§ **Exercise goal**: Collect each line of the records containing the string "name".

Stored entries:
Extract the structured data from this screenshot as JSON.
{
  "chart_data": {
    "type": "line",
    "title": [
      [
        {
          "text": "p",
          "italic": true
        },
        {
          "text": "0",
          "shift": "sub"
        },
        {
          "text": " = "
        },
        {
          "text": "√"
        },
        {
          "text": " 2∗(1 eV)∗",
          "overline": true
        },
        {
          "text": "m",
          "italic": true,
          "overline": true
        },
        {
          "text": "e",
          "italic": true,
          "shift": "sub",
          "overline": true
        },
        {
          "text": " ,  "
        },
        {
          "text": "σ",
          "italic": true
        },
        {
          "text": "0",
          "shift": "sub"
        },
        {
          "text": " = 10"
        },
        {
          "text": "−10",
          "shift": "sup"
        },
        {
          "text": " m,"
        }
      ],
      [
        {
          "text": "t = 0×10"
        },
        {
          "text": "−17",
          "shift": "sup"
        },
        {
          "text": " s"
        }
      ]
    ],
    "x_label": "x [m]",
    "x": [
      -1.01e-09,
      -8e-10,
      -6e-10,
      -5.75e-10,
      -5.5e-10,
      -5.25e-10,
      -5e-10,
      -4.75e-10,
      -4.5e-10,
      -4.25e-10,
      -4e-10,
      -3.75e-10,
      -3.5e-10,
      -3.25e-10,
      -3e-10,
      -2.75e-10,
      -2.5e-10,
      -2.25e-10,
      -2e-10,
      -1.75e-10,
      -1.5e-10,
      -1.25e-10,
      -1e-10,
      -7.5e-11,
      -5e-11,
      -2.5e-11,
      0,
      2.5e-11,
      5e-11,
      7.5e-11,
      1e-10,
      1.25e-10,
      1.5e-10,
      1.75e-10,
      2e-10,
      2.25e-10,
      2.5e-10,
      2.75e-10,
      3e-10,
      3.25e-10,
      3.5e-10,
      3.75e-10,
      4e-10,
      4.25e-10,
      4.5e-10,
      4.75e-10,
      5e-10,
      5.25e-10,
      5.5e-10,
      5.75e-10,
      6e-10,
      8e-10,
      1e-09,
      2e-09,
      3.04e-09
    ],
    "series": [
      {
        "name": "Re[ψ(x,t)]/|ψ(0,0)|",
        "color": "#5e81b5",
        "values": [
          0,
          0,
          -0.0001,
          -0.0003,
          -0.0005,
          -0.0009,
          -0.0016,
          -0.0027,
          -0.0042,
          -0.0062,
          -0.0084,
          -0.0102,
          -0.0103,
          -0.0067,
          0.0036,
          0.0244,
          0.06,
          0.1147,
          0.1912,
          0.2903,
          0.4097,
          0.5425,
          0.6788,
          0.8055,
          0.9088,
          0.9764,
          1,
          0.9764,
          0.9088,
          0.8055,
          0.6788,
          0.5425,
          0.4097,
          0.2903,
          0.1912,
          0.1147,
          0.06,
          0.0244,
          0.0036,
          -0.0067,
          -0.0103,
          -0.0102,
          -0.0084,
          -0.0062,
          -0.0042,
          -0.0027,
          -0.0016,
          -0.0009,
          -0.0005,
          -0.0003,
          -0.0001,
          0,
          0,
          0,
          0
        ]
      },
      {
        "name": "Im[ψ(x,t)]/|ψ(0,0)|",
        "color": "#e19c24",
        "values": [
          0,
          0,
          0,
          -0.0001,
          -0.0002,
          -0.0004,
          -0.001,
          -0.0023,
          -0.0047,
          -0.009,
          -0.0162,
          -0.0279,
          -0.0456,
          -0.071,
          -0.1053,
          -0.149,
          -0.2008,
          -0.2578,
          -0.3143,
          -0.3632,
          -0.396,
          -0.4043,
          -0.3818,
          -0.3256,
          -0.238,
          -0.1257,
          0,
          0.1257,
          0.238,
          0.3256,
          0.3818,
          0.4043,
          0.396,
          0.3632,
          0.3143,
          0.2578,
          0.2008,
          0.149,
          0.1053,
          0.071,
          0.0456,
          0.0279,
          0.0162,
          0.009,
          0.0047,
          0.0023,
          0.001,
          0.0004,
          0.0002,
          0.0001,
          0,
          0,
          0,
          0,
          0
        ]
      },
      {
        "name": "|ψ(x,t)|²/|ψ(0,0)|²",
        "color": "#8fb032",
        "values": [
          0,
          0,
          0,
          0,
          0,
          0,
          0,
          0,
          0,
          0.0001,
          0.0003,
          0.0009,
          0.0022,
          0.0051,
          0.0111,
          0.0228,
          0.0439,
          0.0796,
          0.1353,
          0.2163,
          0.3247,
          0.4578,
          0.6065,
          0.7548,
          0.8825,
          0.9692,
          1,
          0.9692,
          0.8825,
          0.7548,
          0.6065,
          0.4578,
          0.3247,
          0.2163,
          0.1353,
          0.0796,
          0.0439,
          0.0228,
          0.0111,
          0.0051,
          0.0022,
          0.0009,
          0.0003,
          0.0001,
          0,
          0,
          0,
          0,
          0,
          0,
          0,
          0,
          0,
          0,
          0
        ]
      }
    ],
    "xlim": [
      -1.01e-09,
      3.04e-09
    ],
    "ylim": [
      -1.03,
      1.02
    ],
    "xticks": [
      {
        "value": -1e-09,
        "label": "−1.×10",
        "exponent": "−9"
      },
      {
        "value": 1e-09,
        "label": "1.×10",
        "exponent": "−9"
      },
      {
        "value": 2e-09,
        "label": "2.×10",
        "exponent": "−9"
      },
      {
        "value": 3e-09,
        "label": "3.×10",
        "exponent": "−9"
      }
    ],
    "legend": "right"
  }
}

§ **Output for this exercise**:
        "name": "Re[ψ(x,t)]/|ψ(0,0)|",
        "name": "Im[ψ(x,t)]/|ψ(0,0)|",
        "name": "|ψ(x,t)|²/|ψ(0,0)|²",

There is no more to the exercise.